* _SHORT EXERCISE_:
Gather up every line from the entries below that uses the word "JSON".

-------- DATASET

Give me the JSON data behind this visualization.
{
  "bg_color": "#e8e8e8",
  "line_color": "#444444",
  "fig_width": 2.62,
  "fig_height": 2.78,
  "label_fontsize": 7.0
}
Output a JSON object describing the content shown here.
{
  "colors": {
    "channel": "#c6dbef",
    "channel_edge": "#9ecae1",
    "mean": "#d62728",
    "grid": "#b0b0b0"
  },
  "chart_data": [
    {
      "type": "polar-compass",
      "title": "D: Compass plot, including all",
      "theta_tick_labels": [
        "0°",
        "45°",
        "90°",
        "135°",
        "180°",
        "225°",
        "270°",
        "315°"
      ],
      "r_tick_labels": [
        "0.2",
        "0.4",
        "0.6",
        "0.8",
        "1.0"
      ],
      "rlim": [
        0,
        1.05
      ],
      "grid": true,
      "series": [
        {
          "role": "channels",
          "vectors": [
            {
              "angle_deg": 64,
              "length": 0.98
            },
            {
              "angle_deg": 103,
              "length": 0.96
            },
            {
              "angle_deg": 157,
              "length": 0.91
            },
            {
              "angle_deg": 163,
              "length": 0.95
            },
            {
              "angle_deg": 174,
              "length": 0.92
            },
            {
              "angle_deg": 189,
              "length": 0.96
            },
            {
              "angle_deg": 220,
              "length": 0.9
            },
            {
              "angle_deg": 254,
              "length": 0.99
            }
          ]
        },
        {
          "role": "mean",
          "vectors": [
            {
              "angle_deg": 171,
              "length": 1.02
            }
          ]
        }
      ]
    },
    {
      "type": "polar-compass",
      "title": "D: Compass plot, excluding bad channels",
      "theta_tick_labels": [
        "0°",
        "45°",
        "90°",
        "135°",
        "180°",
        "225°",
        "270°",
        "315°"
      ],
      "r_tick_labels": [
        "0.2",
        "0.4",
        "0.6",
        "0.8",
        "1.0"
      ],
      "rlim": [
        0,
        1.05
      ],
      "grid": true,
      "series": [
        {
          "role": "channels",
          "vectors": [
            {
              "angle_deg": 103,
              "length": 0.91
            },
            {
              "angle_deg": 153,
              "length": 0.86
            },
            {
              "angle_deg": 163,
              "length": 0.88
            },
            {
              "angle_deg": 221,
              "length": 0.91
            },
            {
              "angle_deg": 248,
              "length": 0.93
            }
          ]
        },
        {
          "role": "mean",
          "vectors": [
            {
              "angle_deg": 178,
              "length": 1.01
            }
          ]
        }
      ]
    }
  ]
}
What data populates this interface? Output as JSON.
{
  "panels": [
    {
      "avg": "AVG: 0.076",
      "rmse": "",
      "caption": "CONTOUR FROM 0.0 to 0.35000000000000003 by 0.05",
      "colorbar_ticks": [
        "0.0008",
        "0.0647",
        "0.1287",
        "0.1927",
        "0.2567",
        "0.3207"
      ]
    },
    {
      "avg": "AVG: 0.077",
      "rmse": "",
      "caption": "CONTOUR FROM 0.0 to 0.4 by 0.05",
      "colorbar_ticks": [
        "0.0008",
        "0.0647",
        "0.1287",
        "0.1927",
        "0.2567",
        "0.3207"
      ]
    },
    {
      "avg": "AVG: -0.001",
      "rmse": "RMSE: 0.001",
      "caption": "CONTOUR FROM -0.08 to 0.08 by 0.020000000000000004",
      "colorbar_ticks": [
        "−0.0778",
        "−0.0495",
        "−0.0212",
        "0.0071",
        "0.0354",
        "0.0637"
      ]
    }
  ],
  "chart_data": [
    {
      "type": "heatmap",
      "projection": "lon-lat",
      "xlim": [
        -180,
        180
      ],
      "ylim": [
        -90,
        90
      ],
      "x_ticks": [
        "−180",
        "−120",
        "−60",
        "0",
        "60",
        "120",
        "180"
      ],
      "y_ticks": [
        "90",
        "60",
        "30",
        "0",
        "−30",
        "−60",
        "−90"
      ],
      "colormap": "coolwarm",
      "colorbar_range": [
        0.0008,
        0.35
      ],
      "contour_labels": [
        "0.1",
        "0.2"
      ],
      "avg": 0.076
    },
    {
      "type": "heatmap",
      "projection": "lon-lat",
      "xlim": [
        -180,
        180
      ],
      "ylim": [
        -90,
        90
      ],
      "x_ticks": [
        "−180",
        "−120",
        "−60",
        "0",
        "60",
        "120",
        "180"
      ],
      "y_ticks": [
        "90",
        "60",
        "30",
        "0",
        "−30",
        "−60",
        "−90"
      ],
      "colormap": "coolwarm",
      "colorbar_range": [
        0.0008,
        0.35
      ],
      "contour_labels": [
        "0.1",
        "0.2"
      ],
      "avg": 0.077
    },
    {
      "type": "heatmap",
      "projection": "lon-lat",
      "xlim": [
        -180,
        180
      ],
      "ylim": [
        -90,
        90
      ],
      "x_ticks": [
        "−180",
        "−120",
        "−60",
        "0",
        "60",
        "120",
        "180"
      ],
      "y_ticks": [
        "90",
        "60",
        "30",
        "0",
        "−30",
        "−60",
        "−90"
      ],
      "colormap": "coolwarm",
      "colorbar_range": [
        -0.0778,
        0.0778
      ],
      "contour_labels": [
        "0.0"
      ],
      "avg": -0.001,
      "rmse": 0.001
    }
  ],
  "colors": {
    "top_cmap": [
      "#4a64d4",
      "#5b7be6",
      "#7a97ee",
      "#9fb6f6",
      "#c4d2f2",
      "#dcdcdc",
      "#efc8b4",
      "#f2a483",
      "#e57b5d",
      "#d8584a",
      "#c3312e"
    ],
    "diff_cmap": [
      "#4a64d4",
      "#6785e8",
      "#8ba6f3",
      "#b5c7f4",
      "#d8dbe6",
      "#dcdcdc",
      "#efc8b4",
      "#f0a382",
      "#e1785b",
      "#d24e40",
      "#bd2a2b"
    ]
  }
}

----------------

* _CORRECT RESPONSE_:
Give me the JSON data behind this visualization.
Output a JSON object describing the content shown here.
What data populates this interface? Output as JSON.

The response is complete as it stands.